*RECORDS SHOWN*.

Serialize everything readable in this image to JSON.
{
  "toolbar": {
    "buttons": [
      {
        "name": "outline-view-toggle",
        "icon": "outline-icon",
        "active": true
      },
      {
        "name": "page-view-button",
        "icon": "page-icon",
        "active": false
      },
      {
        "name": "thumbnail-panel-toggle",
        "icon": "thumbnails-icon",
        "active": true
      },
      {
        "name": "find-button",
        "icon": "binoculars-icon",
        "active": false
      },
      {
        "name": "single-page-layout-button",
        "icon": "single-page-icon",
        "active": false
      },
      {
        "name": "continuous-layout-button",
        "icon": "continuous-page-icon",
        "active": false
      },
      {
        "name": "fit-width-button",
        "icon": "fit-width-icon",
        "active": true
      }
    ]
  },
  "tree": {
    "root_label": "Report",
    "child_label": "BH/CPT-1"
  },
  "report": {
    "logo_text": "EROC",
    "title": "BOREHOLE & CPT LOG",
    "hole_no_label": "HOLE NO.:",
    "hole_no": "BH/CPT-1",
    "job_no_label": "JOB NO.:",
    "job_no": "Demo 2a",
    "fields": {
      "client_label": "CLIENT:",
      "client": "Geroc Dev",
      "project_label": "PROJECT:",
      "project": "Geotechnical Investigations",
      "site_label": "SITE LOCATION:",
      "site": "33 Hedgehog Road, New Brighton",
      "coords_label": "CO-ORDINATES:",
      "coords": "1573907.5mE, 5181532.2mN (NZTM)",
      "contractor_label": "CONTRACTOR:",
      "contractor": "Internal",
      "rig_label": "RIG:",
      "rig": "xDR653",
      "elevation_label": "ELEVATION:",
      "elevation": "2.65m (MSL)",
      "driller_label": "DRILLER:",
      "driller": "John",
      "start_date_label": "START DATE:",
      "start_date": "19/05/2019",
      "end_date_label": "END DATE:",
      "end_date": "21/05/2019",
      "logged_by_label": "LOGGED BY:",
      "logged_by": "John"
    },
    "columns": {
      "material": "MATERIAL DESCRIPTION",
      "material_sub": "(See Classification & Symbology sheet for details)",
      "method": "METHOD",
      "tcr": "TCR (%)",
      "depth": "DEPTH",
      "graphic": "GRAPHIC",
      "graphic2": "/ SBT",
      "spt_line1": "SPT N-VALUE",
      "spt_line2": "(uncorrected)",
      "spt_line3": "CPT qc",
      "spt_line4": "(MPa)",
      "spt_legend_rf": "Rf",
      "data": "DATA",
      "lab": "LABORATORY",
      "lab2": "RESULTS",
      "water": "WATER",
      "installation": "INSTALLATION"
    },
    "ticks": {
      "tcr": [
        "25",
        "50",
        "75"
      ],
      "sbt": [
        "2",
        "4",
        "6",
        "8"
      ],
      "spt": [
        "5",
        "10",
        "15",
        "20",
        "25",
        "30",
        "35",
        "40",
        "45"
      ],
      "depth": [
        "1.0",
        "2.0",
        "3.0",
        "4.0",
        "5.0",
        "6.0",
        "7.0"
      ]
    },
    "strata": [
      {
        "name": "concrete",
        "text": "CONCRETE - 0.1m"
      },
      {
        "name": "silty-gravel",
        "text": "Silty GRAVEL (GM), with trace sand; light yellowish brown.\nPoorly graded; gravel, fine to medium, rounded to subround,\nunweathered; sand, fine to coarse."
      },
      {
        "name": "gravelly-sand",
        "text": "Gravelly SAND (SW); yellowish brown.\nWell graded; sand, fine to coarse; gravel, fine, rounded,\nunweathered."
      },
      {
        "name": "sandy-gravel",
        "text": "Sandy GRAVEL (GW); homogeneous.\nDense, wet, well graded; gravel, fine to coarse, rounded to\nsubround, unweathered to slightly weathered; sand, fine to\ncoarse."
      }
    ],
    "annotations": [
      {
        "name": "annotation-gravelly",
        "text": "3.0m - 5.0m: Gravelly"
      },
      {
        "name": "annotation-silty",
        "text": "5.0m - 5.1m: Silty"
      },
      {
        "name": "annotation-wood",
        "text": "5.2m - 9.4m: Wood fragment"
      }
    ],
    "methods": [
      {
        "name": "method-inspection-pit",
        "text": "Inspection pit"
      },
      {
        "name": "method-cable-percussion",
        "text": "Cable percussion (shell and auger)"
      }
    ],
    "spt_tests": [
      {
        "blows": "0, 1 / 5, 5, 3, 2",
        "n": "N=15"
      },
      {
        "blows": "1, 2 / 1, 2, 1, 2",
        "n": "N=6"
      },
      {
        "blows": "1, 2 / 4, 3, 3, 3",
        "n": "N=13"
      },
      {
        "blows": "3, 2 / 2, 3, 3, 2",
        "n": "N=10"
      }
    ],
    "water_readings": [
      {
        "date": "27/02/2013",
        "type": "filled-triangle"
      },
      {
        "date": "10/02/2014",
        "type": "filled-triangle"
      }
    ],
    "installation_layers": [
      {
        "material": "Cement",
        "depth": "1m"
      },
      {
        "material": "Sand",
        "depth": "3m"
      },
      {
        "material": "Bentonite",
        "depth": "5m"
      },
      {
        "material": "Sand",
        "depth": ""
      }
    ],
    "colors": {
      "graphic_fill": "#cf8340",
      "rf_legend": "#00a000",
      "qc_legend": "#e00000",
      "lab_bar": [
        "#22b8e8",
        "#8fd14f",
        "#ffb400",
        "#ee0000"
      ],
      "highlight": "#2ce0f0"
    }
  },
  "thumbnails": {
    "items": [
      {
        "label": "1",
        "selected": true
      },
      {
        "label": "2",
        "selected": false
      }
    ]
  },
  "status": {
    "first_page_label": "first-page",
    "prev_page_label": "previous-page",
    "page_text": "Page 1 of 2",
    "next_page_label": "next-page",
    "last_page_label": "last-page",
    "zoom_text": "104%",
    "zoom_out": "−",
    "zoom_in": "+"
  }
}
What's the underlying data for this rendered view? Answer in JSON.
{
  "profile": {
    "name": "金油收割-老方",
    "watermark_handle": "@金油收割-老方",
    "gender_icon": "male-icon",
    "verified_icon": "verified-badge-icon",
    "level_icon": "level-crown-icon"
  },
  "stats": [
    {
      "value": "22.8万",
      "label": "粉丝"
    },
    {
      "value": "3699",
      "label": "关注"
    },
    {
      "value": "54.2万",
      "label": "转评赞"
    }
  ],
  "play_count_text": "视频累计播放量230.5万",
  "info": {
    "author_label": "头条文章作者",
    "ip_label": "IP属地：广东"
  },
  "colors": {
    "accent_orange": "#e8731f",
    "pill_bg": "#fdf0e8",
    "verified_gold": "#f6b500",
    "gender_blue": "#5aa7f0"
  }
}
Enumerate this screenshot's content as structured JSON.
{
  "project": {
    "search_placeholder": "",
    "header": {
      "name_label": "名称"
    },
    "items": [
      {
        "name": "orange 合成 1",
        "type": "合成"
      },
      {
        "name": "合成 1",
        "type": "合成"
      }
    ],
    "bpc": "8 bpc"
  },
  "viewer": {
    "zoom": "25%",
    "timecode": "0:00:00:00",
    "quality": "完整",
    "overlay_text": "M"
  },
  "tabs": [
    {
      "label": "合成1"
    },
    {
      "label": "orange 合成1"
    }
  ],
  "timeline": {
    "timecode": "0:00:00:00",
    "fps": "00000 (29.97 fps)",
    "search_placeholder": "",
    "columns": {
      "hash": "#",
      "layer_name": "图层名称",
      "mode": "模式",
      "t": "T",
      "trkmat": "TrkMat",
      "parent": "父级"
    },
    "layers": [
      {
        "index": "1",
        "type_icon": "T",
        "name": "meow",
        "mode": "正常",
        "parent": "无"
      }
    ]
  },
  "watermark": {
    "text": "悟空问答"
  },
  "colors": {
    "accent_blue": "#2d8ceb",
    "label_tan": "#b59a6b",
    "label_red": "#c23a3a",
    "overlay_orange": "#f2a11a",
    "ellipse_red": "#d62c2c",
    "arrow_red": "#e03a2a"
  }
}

*WHAT IS NEEDED*. Reproduce the data, keeping every line exactly the same.

*RESPONSE TO THIS EXERCISE*.
Serialize everything readable in this image to JSON.
{
  "toolbar": {
    "buttons": [
      {
        "name": "outline-view-toggle",
        "icon": "outline-icon",
        "active": true
      },
      {
        "name": "page-view-button",
        "icon": "page-icon",
        "active": false
      },
      {
        "name": "thumbnail-panel-toggle",
        "icon": "thumbnails-icon",
        "active": true
      },
      {
        "name": "find-button",
        "icon": "binoculars-icon",
        "active": false
      },
      {
        "name": "single-page-layout-button",
        "icon": "single-page-icon",
        "active": false
      },
      {
        "name": "continuous-layout-button",
        "icon": "continuous-page-icon",
        "active": false
      },
      {
        "name": "fit-width-button",
        "icon": "fit-width-icon",
        "active": true
      }
    ]
  },
  "tree": {
    "root_label": "Report",
    "child_label": "BH/CPT-1"
  },
  "report": {
    "logo_text": "EROC",
    "title": "BOREHOLE & CPT LOG",
    "hole_no_label": "HOLE NO.:",
    "hole_no": "BH/CPT-1",
    "job_no_label": "JOB NO.:",
    "job_no": "Demo 2a",
    "fields": {
      "client_label": "CLIENT:",
      "client": "Geroc Dev",
      "project_label": "PROJECT:",
      "project": "Geotechnical Investigations",
      "site_label": "SITE LOCATION:",
      "site": "33 Hedgehog Road, New Brighton",
      "coords_label": "CO-ORDINATES:",
      "coords": "1573907.5mE, 5181532.2mN (NZTM)",
      "contractor_label": "CONTRACTOR:",
      "contractor": "Internal",
      "rig_label": "RIG:",
      "rig": "xDR653",
      "elevation_label": "ELEVATION:",
      "elevation": "2.65m (MSL)",
      "driller_label": "DRILLER:",
      "driller": "John",
      "start_date_label": "START DATE:",
      "start_date": "19/05/2019",
      "end_date_label": "END DATE:",
      "end_date": "21/05/2019",
      "logged_by_label": "LOGGED BY:",
      "logged_by": "John"
    },
    "columns": {
      "material": "MATERIAL DESCRIPTION",
      "material_sub": "(See Classification & Symbology sheet for details)",
      "method": "METHOD",
      "tcr": "TCR (%)",
      "depth": "DEPTH",
      "graphic": "GRAPHIC",
      "graphic2": "/ SBT",
      "spt_line1": "SPT N-VALUE",
      "spt_line2": "(uncorrected)",
      "spt_line3": "CPT qc",
      "spt_line4": "(MPa)",
      "spt_legend_rf": "Rf",
      "data": "DATA",
      "lab": "LABORATORY",
      "lab2": "RESULTS",
      "water": "WATER",
      "installation": "INSTALLATION"
    },
    "ticks": {
      "tcr": [
        "25",
        "50",
        "75"
      ],
      "sbt": [
        "2",
        "4",
        "6",
        "8"
      ],
      "spt": [
        "5",
        "10",
        "15",
        "20",
        "25",
        "30",
        "35",
        "40",
        "45"
      ],
      "depth": [
        "1.0",
        "2.0",
        "3.0",
        "4.0",
        "5.0",
        "6.0",
        "7.0"
      ]
    },
    "strata": [
      {
        "name": "concrete",
        "text": "CONCRETE - 0.1m"
      },
      {
        "name": "silty-gravel",
        "text": "Silty GRAVEL (GM), with trace sand; light yellowish brown.\nPoorly graded; gravel, fine to medium, rounded to subround,\nunweathered; sand, fine to coarse."
      },
      {
        "name": "gravelly-sand",
        "text": "Gravelly SAND (SW); yellowish brown.\nWell graded; sand, fine to coarse; gravel, fine, rounded,\nunweathered."
      },
      {
        "name": "sandy-gravel",
        "text": "Sandy GRAVEL (GW); homogeneous.\nDense, wet, well graded; gravel, fine to coarse, rounded to\nsubround, unweathered to slightly weathered; sand, fine to\ncoarse."
      }
    ],
    "annotations": [
      {
        "name": "annotation-gravelly",
        "text": "3.0m - 5.0m: Gravelly"
      },
      {
        "name": "annotation-silty",
        "text": "5.0m - 5.1m: Silty"
      },
      {
        "name": "annotation-wood",
        "text": "5.2m - 9.4m: Wood fragment"
      }
    ],
    "methods": [
      {
        "name": "method-inspection-pit",
        "text": "Inspection pit"
      },
      {
        "name": "method-cable-percussion",
        "text": "Cable percussion (shell and auger)"
      }
    ],
    "spt_tests": [
      {
        "blows": "0, 1 / 5, 5, 3, 2",
        "n": "N=15"
      },
      {
        "blows": "1, 2 / 1, 2, 1, 2",
        "n": "N=6"
      },
      {
        "blows": "1, 2 / 4, 3, 3, 3",
        "n": "N=13"
      },
      {
        "blows": "3, 2 / 2, 3, 3, 2",
        "n": "N=10"
      }
    ],
    "water_readings": [
      {
        "date": "27/02/2013",
        "type": "filled-triangle"
      },
      {
        "date": "10/02/2014",
        "type": "filled-triangle"
      }
    ],
    "installation_layers": [
      {
        "material": "Cement",
        "depth": "1m"
      },
      {
        "material": "Sand",
        "depth": "3m"
      },
      {
        "material": "Bentonite",
        "depth": "5m"
      },
      {
        "material": "Sand",
        "depth": ""
      }
    ],
    "colors": {
      "graphic_fill": "#cf8340",
      "rf_legend": "#00a000",
      "qc_legend": "#e00000",
      "lab_bar": [
        "#22b8e8",
        "#8fd14f",
        "#ffb400",
        "#ee0000"
      ],
      "highlight": "#2ce0f0"
    }
  },
  "thumbnails": {
    "items": [
      {
        "label": "1",
        "selected": true
      },
      {
        "label": "2",
        "selected": false
      }
    ]
  },
  "status": {
    "first_page_label": "first-page",
    "prev_page_label": "previous-page",
    "page_text": "Page 1 of 2",
    "next_page_label": "next-page",
    "last_page_label": "last-page",
    "zoom_text": "104%",
    "zoom_out": "−",
    "zoom_in": "+"
  }
}
What's the underlying data for this rendered view? Answer in JSON.
{
  "profile": {
    "name": "金油收割-老方",
    "watermark_handle": "@金油收割-老方",
    "gender_icon": "male-icon",
    "verified_icon": "verified-badge-icon",
    "level_icon": "level-crown-icon"
  },
  "stats": [
    {
      "value": "22.8万",
      "label": "粉丝"
    },
    {
      "value": "3699",
      "label": "关注"
    },
    {
      "value": "54.2万",
      "label": "转评赞"
    }
  ],
  "play_count_text": "视频累计播放量230.5万",
  "info": {
    "author_label": "头条文章作者",
    "ip_label": "IP属地：广东"
  },
  "colors": {
    "accent_orange": "#e8731f",
    "pill_bg": "#fdf0e8",
    "verified_gold": "#f6b500",
    "gender_blue": "#5aa7f0"
  }
}
Enumerate this screenshot's content as structured JSON.
{
  "project": {
    "search_placeholder": "",
    "header": {
      "name_label": "名称"
    },
    "items": [
      {
        "name": "orange 合成 1",
        "type": "合成"
      },
      {
        "name": "合成 1",
        "type": "合成"
      }
    ],
    "bpc": "8 bpc"
  },
  "viewer": {
    "zoom": "25%",
    "timecode": "0:00:00:00",
    "quality": "完整",
    "overlay_text": "M"
  },
  "tabs": [
    {
      "label": "合成1"
    },
    {
      "label": "orange 合成1"
    }
  ],
  "timeline": {
    "timecode": "0:00:00:00",
    "fps": "00000 (29.97 fps)",
    "search_placeholder": "",
    "columns": {
      "hash": "#",
      "layer_name": "图层名称",
      "mode": "模式",
      "t": "T",
      "trkmat": "TrkMat",
      "parent": "父级"
    },
    "layers": [
      {
        "index": "1",
        "type_icon": "T",
        "name": "meow",
        "mode": "正常",
        "parent": "无"
      }
    ]
  },
  "watermark": {
    "text": "悟空问答"
  },
  "colors": {
    "accent_blue": "#2d8ceb",
    "label_tan": "#b59a6b",
    "label_red": "#c23a3a",
    "overlay_orange": "#f2a11a",
    "ellipse_red": "#d62c2c",
    "arrow_red": "#e03a2a"
  }
}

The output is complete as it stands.